* YOUR OBJECTIVE *
Give the entries below again, word for word, and leave out the images.

Data records
====

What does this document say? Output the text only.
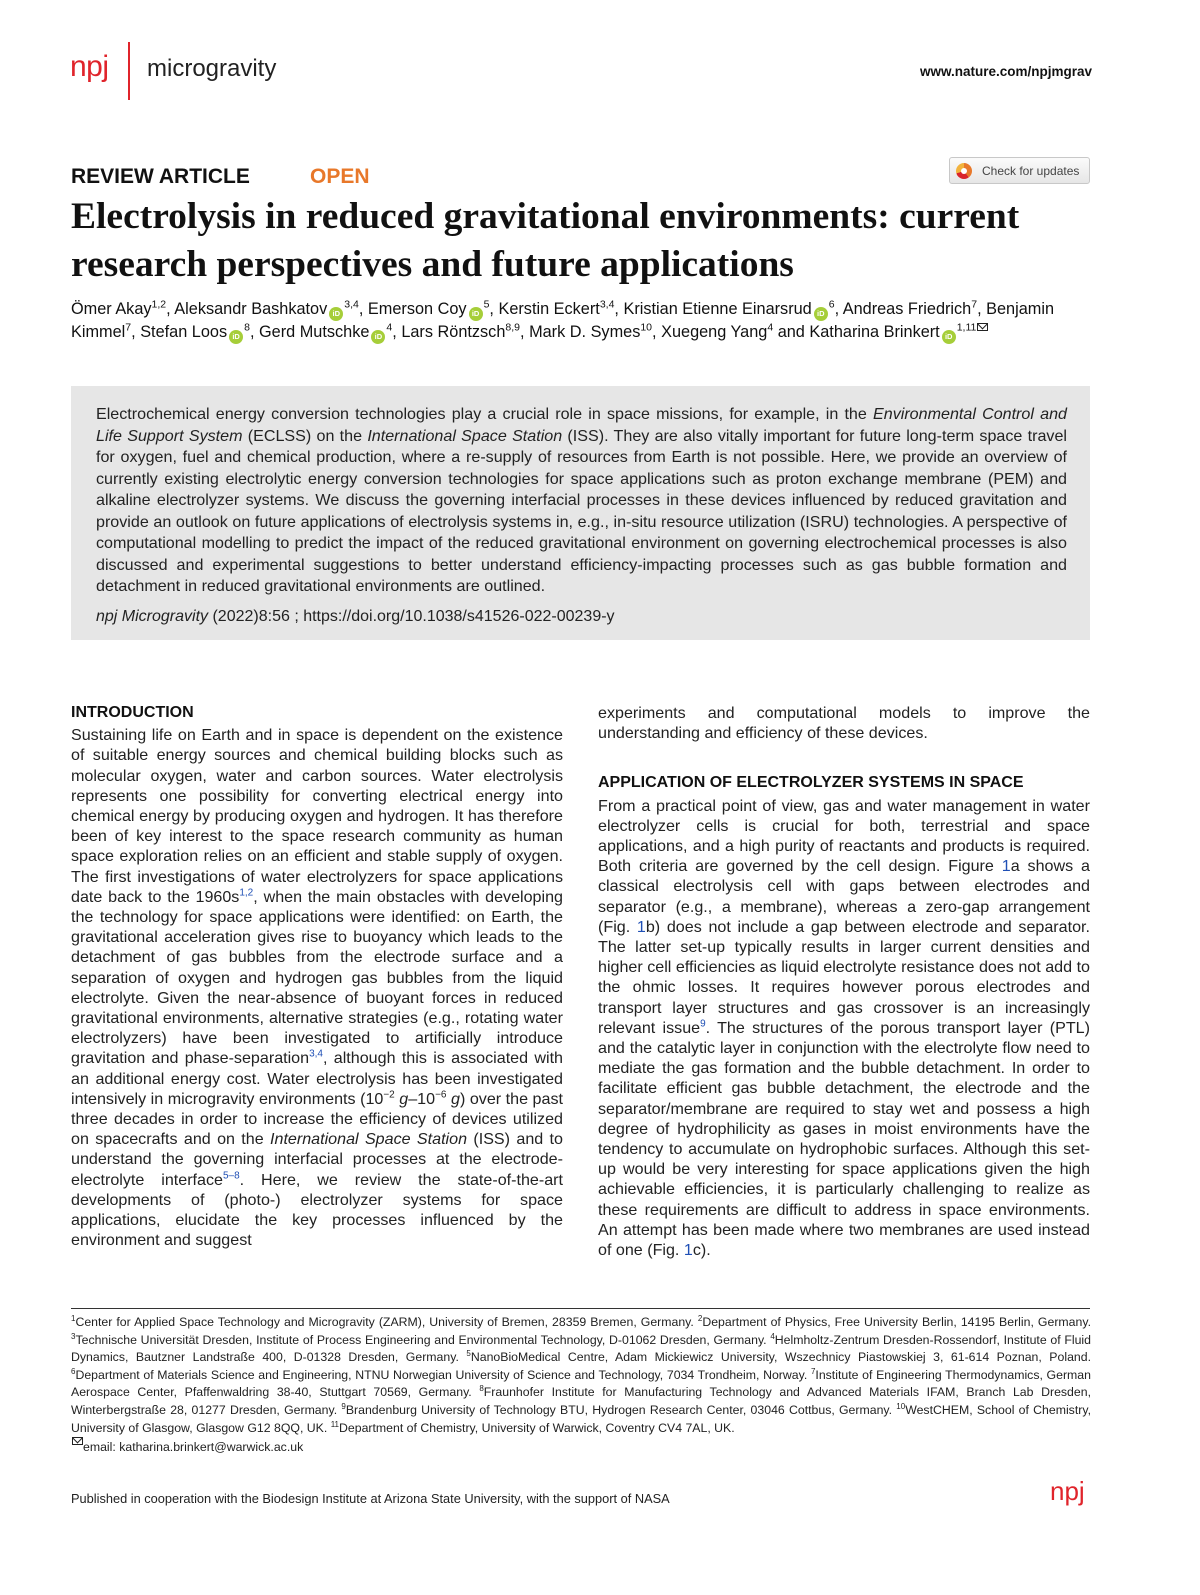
npj microgravity	www.nature.com/npjmgrav
REVIEW ARTICLE	OPEN	Check for updates
Electrolysis in reduced gravitational environments: current research perspectives and future applications
Ömer Akay$^{1,2}$, Aleksandr Bashkatov iD$^{3,4}$, Emerson Coy $iD^5$, Kerstin Eckert$^{3,4}$, Kristian Etienne Einarsrud $iD^6$, Andreas Friedrich$^7$, Benjamin Kimmel$^7$, Stefan Loos $iD^8$, Gerd Mutschke $iD^4$, Lars Röntzsch$^{8,9}$, Mark D. Symes$^{10}$, Xuegeng Yang$^4$ and Katharina Brinkert iD$^{1,11}$

Electrochemical energy conversion technologies play a crucial role in space missions, for example, in the Environmental Control and Life Support System (ECLSS) on the International Space Station (ISS). They are also vitally important for future long-term space travel for oxygen, fuel and chemical production, where a re-supply of resources from Earth is not possible. Here, we provide an overview of currently existing electrolytic energy conversion technologies for space applications such as proton exchange membrane (PEM) and alkaline electrolyzer systems. We discuss the governing interfacial processes in these devices influenced by reduced gravitation and provide an outlook on future applications of electrolysis systems in, e.g., in-situ resource utilization (ISRU) technologies. A perspective of computational modelling to predict the impact of the reduced gravitational environment on governing electrochemical processes is also discussed and experimental suggestions to better understand efficiency-impacting processes such as gas bubble formation and detachment in reduced gravitational environments are outlined.

npj Microgravity (2022)8:56 ; https://doi.org/10.1038/s41526-022-00239-y

INTRODUCTION

Sustaining life on Earth and in space is dependent on the existence of suitable energy sources and chemical building blocks such as molecular oxygen, water and carbon sources. Water electrolysis represents one possibility for converting electrical energy into chemical energy by producing oxygen and hydrogen. It has therefore been of key interest to the space research community as human space exploration relies on an efficient and stable supply of oxygen. The first investigations of water electrolyzers for space applications date back to the $1960s^{1,2}$, when the main obstacles with developing the technology for space applications were identified: on Earth, the gravitational acceleration gives rise to buoyancy which leads to the detachment of gas bubbles from the electrode surface and a separation of oxygen and hydrogen gas bubbles from the liquid electrolyte. Given the near-absence of buoyant forces in reduced gravitational environments, alternative strategies (e.g., rotating water electrolyzers) have been investigated to artificially introduce gravitation and phase-separation$^{3,4}$, although this is associated with an additional energy cost. Water electrolysis has been investigated intensively in microgravity environments ($10^{-2}$ $g-10^{-6}$ g) over the past three decades in order to increase the efficiency of devices utilized on spacecrafts and on the International Space Station (ISS) and to understand the governing interfacial processes at the electrode-electrolyte interface$^{5-8}$. Here, we review the state-of-the-art developments of (photo-) electrolyzer systems for space applications, elucidate the key processes influenced by the environment and suggest

experiments and computational models to improve the understanding and efficiency of these devices.

APPLICATION OF ELECTROLYZER SYSTEMS IN SPACE

From a practical point of view, gas and water management in water electrolyzer cells is crucial for both, terrestrial and space applications, and a high purity of reactants and products is required. Both criteria are governed by the cell design. Figure 1a shows a classical electrolysis cell with gaps between electrodes and separator (e.g., a membrane), whereas a zero-gap arrangement (Fig. 1b) does not include a gap between electrode and separator. The latter set-up typically results in larger current densities and higher cell efficiencies as liquid electrolyte resistance does not add to the ohmic losses. It requires however porous electrodes and transport layer structures and gas crossover is an increasingly relevant issue$^9$. The structures of the porous transport layer (PTL) and the catalytic layer in conjunction with the electrolyte flow need to mediate the gas formation and the bubble detachment. In order to facilitate efficient gas bubble detachment, the electrode and the separator/membrane are required to stay wet and possess a high degree of hydrophilicity as gases in moist environments have the tendency to accumulate on hydrophobic surfaces. Although this set-up would be very interesting for space applications given the high achievable efficiencies, it is particularly challenging to realize as these requirements are difficult to address in space environments. An attempt has been made where two membranes are used instead of one (Fig. 1c).

$^1$Center for Applied Space Technology and Microgravity (ZARM), University of Bremen, 28359 Bremen, Germany. $^2$Department of Physics, Free University Berlin, 14195 Berlin, Germany. $^3$Technische Universität Dresden, Institute of Process Engineering and Environmental Technology, D-01062 Dresden, Germany. $^4$Helmholtz-Zentrum Dresden-Rossendorf, Institute of Fluid Dynamics, Bautzner Landstraße 400, D-01328 Dresden, Germany. $^5$NanoBioMedical Centre, Adam Mickiewicz University, Wszechnicy Piastowskiej 3, 61-614 Poznan, Poland. $^6$Department of Materials Science and Engineering, NTNU Norwegian University of Science and Technology, 7034 Trondheim, Norway. $^7$Institute of Engineering Thermodynamics, German Aerospace Center, Pfaffenwaldring 38-40, Stuttgart 70569, Germany. $^8$Fraunhofer Institute for Manufacturing Technology and Advanced Materials IFAM, Branch Lab Dresden, Winterbergstraße 28, 01277 Dresden, Germany. $^9$Brandenburg University of Technology BTU, Hydrogen Research Center, 03046 Cottbus, Germany. $^{10}$WestCHEM, School of Chemistry, University of Glasgow, Glasgow G12 8QQ, UK. $^{11}$Department of Chemistry, University of Warwick, Coventry CV4 7AL, UK.
email: katharina.brinkert@warwick.ac.uk
Published in cooperation with the Biodesign Institute at Arizona State University, with the support of NASA	npj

====

* EXERCISE RESULT *
What does this document say? Output the text only.
npj microgravity	www.nature.com/npjmgrav
REVIEW ARTICLE	OPEN	Check for updates
Electrolysis in reduced gravitational environments: current research perspectives and future applications
Ömer Akay$^{1,2}$, Aleksandr Bashkatov iD$^{3,4}$, Emerson Coy $iD^5$, Kerstin Eckert$^{3,4}$, Kristian Etienne Einarsrud $iD^6$, Andreas Friedrich$^7$, Benjamin Kimmel$^7$, Stefan Loos $iD^8$, Gerd Mutschke $iD^4$, Lars Röntzsch$^{8,9}$, Mark D. Symes$^{10}$, Xuegeng Yang$^4$ and Katharina Brinkert iD$^{1,11}$

Electrochemical energy conversion technologies play a crucial role in space missions, for example, in the Environmental Control and Life Support System (ECLSS) on the International Space Station (ISS). They are also vitally important for future long-term space travel for oxygen, fuel and chemical production, where a re-supply of resources from Earth is not possible. Here, we provide an overview of currently existing electrolytic energy conversion technologies for space applications such as proton exchange membrane (PEM) and alkaline electrolyzer systems. We discuss the governing interfacial processes in these devices influenced by reduced gravitation and provide an outlook on future applications of electrolysis systems in, e.g., in-situ resource utilization (ISRU) technologies. A perspective of computational modelling to predict the impact of the reduced gravitational environment on governing electrochemical processes is also discussed and experimental suggestions to better understand efficiency-impacting processes such as gas bubble formation and detachment in reduced gravitational environments are outlined.

npj Microgravity (2022)8:56 ; https://doi.org/10.1038/s41526-022-00239-y

INTRODUCTION

Sustaining life on Earth and in space is dependent on the existence of suitable energy sources and chemical building blocks such as molecular oxygen, water and carbon sources. Water electrolysis represents one possibility for converting electrical energy into chemical energy by producing oxygen and hydrogen. It has therefore been of key interest to the space research community as human space exploration relies on an efficient and stable supply of oxygen. The first investigations of water electrolyzers for space applications date back to the $1960s^{1,2}$, when the main obstacles with developing the technology for space applications were identified: on Earth, the gravitational acceleration gives rise to buoyancy which leads to the detachment of gas bubbles from the electrode surface and a separation of oxygen and hydrogen gas bubbles from the liquid electrolyte. Given the near-absence of buoyant forces in reduced gravitational environments, alternative strategies (e.g., rotating water electrolyzers) have been investigated to artificially introduce gravitation and phase-separation$^{3,4}$, although this is associated with an additional energy cost. Water electrolysis has been investigated intensively in microgravity environments ($10^{-2}$ $g-10^{-6}$ g) over the past three decades in order to increase the efficiency of devices utilized on spacecrafts and on the International Space Station (ISS) and to understand the governing interfacial processes at the electrode-electrolyte interface$^{5-8}$. Here, we review the state-of-the-art developments of (photo-) electrolyzer systems for space applications, elucidate the key processes influenced by the environment and suggest

experiments and computational models to improve the understanding and efficiency of these devices.

APPLICATION OF ELECTROLYZER SYSTEMS IN SPACE

From a practical point of view, gas and water management in water electrolyzer cells is crucial for both, terrestrial and space applications, and a high purity of reactants and products is required. Both criteria are governed by the cell design. Figure 1a shows a classical electrolysis cell with gaps between electrodes and separator (e.g., a membrane), whereas a zero-gap arrangement (Fig. 1b) does not include a gap between electrode and separator. The latter set-up typically results in larger current densities and higher cell efficiencies as liquid electrolyte resistance does not add to the ohmic losses. It requires however porous electrodes and transport layer structures and gas crossover is an increasingly relevant issue$^9$. The structures of the porous transport layer (PTL) and the catalytic layer in conjunction with the electrolyte flow need to mediate the gas formation and the bubble detachment. In order to facilitate efficient gas bubble detachment, the electrode and the separator/membrane are required to stay wet and possess a high degree of hydrophilicity as gases in moist environments have the tendency to accumulate on hydrophobic surfaces. Although this set-up would be very interesting for space applications given the high achievable efficiencies, it is particularly challenging to realize as these requirements are difficult to address in space environments. An attempt has been made where two membranes are used instead of one (Fig. 1c).

$^1$Center for Applied Space Technology and Microgravity (ZARM), University of Bremen, 28359 Bremen, Germany. $^2$Department of Physics, Free University Berlin, 14195 Berlin, Germany. $^3$Technische Universität Dresden, Institute of Process Engineering and Environmental Technology, D-01062 Dresden, Germany. $^4$Helmholtz-Zentrum Dresden-Rossendorf, Institute of Fluid Dynamics, Bautzner Landstraße 400, D-01328 Dresden, Germany. $^5$NanoBioMedical Centre, Adam Mickiewicz University, Wszechnicy Piastowskiej 3, 61-614 Poznan, Poland. $^6$Department of Materials Science and Engineering, NTNU Norwegian University of Science and Technology, 7034 Trondheim, Norway. $^7$Institute of Engineering Thermodynamics, German Aerospace Center, Pfaffenwaldring 38-40, Stuttgart 70569, Germany. $^8$Fraunhofer Institute for Manufacturing Technology and Advanced Materials IFAM, Branch Lab Dresden, Winterbergstraße 28, 01277 Dresden, Germany. $^9$Brandenburg University of Technology BTU, Hydrogen Research Center, 03046 Cottbus, Germany. $^{10}$WestCHEM, School of Chemistry, University of Glasgow, Glasgow G12 8QQ, UK. $^{11}$Department of Chemistry, University of Warwick, Coventry CV4 7AL, UK.
email: katharina.brinkert@warwick.ac.uk
Published in cooperation with the Biodesign Institute at Arizona State University, with the support of NASA	npj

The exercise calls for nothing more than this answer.